- [Set problem]: Tally the lines that hold the string "title", and reply with the count alone.

.....

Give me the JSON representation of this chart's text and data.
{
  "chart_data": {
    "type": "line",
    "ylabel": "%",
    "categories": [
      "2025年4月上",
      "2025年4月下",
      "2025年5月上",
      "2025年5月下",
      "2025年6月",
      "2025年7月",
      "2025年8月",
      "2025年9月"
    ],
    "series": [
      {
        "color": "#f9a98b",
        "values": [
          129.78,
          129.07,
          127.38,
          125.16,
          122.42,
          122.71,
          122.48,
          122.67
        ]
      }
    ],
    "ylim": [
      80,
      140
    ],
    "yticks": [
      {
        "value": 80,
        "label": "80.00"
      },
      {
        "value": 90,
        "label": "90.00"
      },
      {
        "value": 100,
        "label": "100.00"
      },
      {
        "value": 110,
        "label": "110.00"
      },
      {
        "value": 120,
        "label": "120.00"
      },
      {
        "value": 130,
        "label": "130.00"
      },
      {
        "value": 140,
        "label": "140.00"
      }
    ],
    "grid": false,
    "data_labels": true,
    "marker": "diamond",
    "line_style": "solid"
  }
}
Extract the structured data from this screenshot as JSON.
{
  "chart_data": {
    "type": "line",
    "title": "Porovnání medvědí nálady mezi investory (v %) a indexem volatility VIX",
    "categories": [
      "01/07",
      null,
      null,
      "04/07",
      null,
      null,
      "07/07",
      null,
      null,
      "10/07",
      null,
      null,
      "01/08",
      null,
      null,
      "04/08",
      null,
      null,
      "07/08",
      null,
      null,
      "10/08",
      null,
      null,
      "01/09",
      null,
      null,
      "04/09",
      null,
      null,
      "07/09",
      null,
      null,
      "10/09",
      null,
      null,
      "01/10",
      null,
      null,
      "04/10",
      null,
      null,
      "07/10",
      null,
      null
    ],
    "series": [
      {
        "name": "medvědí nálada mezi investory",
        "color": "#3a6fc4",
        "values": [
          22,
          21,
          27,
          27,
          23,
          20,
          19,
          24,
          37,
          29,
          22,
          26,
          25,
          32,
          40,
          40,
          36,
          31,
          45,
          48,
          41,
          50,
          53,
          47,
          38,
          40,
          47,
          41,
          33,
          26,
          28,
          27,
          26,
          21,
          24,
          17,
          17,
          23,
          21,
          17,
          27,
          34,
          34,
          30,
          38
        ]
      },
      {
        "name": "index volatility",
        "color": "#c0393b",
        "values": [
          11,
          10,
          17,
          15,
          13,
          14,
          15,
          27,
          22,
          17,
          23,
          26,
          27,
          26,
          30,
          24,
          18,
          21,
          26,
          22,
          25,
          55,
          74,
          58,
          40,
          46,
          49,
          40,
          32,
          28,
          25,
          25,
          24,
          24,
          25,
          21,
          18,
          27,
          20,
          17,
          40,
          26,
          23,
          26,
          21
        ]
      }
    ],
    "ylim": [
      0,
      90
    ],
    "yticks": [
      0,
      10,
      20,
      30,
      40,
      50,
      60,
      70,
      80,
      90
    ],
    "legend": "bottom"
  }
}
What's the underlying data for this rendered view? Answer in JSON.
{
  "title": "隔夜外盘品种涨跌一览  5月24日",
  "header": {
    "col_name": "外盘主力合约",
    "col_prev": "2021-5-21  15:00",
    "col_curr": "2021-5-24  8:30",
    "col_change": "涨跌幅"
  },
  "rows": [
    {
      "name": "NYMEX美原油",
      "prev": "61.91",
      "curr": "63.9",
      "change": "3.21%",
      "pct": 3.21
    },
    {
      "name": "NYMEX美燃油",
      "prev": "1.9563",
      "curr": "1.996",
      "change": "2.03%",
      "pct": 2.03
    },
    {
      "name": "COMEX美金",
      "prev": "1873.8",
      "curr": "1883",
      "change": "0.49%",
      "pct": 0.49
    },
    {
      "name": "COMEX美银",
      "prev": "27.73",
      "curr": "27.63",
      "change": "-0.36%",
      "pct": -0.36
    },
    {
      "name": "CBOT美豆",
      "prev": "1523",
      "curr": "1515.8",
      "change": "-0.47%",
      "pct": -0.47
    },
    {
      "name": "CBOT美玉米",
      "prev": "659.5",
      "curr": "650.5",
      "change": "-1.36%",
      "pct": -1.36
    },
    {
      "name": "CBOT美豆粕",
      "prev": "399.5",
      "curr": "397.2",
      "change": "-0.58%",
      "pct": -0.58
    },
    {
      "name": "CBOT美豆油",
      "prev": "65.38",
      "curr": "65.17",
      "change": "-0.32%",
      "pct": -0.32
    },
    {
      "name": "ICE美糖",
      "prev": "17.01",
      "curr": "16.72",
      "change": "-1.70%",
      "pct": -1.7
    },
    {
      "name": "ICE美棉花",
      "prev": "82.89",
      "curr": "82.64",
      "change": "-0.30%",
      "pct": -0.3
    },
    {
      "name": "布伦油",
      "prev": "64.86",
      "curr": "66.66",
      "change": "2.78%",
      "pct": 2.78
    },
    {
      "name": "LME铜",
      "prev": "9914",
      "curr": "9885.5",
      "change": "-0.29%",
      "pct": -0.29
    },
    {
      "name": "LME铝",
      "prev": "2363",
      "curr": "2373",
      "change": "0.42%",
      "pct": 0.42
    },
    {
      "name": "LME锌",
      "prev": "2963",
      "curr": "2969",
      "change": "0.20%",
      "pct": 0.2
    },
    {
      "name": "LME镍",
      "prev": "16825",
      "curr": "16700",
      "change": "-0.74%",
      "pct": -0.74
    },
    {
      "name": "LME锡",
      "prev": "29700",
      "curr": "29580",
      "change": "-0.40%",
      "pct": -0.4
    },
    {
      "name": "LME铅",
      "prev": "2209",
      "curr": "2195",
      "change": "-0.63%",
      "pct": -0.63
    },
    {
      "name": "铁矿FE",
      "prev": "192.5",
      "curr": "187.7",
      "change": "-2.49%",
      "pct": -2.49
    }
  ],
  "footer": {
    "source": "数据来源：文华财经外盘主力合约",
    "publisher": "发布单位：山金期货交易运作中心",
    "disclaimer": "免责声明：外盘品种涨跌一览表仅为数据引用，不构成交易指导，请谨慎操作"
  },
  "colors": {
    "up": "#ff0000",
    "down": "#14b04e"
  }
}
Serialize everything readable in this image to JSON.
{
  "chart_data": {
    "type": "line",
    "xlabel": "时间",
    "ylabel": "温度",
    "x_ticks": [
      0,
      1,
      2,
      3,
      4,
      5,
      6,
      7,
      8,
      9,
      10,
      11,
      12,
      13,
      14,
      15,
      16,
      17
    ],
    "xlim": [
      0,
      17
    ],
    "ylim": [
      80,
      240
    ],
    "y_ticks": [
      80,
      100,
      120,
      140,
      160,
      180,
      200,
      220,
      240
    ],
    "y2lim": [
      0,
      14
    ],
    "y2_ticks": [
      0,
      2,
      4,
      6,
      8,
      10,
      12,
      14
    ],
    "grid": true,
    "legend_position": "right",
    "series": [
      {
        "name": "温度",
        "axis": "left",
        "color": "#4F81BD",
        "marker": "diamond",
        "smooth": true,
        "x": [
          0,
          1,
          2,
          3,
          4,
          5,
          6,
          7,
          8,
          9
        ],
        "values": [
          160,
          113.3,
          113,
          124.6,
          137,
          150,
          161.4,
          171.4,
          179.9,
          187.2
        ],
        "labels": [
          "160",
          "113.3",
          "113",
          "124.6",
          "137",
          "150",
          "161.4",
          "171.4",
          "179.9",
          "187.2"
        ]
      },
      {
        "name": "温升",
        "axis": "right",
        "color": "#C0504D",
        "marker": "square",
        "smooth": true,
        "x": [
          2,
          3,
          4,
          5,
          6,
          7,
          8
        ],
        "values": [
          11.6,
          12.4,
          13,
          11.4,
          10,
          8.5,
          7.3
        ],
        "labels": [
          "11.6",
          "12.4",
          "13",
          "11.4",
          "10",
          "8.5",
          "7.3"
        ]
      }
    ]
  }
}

.....

- [Answer to the exercise]: 2